---- RAW DATA

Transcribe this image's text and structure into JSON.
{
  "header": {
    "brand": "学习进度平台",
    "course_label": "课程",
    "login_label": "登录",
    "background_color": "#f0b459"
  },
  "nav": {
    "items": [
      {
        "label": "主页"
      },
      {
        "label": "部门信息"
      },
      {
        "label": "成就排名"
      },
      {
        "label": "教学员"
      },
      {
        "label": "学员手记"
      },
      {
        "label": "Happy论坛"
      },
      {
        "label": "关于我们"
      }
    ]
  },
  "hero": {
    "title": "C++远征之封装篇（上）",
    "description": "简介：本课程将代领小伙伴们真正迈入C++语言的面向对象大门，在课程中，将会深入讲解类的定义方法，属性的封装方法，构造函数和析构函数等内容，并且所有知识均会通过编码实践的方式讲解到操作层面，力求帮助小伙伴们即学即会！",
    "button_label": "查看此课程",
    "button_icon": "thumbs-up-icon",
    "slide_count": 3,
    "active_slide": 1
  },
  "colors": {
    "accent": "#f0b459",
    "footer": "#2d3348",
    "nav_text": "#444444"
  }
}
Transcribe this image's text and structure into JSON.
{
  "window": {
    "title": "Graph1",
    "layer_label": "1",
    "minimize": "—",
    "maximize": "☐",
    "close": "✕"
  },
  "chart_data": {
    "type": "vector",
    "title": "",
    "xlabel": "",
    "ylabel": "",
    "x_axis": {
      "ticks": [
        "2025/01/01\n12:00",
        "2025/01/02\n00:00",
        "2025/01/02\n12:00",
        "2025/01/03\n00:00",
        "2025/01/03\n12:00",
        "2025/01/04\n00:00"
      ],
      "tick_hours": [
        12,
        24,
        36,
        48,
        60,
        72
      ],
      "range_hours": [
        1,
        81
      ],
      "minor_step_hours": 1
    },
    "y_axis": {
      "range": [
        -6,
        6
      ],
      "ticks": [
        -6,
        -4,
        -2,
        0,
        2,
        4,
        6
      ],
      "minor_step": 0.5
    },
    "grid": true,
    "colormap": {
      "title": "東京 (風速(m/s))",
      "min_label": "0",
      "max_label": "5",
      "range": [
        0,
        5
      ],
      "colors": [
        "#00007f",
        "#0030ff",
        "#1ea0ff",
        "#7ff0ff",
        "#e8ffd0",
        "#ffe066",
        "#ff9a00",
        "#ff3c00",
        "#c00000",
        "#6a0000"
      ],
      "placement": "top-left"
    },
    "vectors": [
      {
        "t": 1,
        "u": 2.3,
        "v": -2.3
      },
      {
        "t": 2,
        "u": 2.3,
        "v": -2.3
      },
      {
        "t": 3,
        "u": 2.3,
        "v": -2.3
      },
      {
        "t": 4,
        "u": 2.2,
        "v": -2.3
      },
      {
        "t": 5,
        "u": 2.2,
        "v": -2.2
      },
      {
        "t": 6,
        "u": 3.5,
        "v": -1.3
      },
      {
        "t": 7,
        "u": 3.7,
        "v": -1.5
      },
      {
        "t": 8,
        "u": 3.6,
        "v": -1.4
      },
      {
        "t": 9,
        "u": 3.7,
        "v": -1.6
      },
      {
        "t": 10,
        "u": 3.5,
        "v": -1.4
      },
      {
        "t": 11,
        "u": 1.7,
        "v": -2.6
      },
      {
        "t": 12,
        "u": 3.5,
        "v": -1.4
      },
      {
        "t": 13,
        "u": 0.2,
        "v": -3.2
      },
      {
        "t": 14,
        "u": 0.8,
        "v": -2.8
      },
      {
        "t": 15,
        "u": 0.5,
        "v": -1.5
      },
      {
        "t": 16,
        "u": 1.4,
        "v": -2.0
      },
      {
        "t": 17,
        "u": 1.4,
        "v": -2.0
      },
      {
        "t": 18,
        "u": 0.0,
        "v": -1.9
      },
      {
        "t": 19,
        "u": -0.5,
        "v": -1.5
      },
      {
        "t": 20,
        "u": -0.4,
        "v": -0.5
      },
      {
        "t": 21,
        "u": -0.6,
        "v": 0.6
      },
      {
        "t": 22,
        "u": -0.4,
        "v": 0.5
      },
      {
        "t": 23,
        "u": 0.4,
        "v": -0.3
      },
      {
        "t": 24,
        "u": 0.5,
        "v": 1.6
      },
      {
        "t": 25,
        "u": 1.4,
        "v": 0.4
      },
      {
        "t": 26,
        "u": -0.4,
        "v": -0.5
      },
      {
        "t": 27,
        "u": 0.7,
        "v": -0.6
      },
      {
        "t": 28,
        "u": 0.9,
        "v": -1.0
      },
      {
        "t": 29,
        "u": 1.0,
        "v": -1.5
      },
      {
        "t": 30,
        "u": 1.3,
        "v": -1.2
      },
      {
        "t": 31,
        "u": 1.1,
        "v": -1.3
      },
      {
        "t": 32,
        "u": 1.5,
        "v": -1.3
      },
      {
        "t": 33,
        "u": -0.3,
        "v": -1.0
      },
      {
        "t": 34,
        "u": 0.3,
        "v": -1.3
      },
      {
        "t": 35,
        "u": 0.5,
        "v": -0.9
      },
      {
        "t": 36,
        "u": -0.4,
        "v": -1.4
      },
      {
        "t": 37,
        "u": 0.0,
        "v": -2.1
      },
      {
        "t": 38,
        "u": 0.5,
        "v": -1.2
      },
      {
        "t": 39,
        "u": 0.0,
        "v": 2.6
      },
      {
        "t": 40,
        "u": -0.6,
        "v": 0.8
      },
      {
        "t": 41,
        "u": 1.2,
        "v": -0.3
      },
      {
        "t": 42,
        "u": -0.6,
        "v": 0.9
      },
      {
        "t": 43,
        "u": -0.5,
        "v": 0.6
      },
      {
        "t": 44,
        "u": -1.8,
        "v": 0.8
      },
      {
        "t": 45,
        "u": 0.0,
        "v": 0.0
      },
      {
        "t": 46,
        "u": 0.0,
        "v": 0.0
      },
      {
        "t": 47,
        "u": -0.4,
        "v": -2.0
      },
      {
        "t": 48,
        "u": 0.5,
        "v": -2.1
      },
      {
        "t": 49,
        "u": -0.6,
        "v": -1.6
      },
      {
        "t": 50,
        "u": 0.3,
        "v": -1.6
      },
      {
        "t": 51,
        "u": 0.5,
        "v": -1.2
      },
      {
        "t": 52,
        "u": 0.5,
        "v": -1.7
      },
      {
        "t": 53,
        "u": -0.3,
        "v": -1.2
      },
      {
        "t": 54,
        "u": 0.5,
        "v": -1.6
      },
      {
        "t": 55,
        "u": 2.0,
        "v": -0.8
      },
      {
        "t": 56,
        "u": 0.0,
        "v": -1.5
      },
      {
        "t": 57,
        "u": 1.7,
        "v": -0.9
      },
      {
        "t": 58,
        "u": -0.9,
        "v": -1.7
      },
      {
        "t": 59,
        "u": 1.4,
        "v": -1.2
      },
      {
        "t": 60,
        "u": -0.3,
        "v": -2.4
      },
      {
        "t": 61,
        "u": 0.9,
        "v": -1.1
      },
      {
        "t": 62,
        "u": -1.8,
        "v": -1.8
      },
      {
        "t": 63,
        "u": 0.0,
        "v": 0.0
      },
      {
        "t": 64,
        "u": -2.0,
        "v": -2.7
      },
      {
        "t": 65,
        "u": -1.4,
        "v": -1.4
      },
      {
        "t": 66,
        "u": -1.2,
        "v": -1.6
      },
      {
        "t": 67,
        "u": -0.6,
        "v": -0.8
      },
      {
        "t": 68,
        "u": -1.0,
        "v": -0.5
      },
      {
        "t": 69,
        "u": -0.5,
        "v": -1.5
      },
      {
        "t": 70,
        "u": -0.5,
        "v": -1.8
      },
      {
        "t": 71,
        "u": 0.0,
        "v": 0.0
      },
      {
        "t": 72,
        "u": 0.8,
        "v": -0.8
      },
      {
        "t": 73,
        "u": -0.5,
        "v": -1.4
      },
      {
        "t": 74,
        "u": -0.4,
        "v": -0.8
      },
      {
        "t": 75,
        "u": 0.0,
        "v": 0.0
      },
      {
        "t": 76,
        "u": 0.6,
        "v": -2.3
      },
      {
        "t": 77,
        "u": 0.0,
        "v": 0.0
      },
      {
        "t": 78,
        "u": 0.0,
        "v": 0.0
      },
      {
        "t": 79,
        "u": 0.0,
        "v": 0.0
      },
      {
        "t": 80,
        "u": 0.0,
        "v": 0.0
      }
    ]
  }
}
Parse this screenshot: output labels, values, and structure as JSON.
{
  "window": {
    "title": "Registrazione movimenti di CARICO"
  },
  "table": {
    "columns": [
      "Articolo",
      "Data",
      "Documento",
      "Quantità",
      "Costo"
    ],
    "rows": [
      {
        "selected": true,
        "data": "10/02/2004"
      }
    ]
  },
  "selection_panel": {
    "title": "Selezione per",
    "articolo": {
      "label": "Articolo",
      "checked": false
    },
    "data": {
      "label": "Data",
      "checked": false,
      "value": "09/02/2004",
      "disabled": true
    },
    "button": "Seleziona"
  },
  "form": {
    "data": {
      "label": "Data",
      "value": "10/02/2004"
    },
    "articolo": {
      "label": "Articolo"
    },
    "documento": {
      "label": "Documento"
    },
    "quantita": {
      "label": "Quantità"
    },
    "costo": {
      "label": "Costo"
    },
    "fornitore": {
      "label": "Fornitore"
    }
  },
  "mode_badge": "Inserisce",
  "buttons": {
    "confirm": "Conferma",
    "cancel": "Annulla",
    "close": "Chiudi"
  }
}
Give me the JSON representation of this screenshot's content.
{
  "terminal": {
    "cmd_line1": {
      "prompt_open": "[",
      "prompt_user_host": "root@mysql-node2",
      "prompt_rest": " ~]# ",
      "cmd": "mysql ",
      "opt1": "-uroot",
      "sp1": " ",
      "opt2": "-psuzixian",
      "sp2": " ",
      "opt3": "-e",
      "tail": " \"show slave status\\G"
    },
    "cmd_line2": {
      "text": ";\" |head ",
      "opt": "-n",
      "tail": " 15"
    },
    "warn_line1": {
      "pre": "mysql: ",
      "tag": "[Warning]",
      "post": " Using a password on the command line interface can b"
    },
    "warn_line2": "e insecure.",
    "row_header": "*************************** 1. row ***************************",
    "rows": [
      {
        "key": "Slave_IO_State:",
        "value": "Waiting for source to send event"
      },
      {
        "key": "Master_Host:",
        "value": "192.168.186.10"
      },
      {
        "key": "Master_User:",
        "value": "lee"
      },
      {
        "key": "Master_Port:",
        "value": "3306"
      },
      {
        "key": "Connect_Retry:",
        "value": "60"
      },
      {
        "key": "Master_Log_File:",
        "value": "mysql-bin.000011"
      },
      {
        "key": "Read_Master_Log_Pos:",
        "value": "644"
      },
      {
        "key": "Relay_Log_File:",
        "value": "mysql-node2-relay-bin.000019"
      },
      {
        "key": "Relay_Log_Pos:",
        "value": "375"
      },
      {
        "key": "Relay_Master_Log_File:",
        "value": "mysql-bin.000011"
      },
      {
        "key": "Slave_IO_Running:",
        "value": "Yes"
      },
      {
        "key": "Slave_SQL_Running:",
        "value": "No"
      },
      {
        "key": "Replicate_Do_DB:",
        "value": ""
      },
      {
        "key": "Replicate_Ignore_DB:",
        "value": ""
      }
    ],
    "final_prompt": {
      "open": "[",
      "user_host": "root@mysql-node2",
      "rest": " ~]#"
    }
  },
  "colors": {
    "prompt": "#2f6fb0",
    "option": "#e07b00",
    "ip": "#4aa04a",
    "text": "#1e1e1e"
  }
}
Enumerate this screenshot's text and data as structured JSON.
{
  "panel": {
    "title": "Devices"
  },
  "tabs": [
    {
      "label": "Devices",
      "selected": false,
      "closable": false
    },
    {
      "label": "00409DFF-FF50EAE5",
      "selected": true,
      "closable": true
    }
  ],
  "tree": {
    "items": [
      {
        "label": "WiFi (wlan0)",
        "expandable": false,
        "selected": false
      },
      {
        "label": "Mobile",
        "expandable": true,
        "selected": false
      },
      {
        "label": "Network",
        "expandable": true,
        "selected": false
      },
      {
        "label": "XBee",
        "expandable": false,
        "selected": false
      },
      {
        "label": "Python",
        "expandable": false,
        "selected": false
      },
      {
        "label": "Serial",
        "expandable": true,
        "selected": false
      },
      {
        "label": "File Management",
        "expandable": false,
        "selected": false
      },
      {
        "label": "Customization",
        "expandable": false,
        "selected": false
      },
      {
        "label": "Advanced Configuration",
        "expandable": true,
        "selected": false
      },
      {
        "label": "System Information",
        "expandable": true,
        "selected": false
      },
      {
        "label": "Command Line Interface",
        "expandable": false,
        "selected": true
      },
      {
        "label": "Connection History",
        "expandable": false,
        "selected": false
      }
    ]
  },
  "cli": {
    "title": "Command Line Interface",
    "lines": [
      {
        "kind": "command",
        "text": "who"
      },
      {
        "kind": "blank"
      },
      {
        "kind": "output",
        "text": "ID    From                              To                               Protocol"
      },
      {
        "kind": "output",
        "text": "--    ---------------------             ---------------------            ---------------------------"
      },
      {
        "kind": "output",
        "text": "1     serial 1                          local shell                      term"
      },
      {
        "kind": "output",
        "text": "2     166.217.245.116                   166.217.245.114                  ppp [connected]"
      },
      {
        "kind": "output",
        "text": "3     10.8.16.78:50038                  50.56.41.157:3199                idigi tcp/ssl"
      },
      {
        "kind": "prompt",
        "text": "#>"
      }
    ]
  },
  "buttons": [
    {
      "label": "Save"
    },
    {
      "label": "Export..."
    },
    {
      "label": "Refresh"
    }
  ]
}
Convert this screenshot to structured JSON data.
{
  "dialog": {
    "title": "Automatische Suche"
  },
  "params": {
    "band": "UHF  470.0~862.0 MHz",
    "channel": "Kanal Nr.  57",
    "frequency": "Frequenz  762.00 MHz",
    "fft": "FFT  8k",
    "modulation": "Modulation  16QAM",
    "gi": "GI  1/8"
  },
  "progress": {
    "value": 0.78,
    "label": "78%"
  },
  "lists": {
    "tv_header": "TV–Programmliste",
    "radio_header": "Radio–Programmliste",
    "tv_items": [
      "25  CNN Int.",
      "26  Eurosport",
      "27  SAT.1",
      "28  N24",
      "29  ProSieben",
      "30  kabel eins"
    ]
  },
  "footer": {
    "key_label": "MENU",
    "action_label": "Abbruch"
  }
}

--------

## PROBLEM TO WORK ON:
Reproduce only the lines between the line containing "Convert this screenshot" and the last line of the records, those two lines included, exactly.

## COMPLETED EXERCISE:
Convert this screenshot to structured JSON data.
{
  "dialog": {
    "title": "Automatische Suche"
  },
  "params": {
    "band": "UHF  470.0~862.0 MHz",
    "channel": "Kanal Nr.  57",
    "frequency": "Frequenz  762.00 MHz",
    "fft": "FFT  8k",
    "modulation": "Modulation  16QAM",
    "gi": "GI  1/8"
  },
  "progress": {
    "value": 0.78,
    "label": "78%"
  },
  "lists": {
    "tv_header": "TV–Programmliste",
    "radio_header": "Radio–Programmliste",
    "tv_items": [
      "25  CNN Int.",
      "26  Eurosport",
      "27  SAT.1",
      "28  N24",
      "29  ProSieben",
      "30  kabel eins"
    ]
  },
  "footer": {
    "key_label": "MENU",
    "action_label": "Abbruch"
  }
}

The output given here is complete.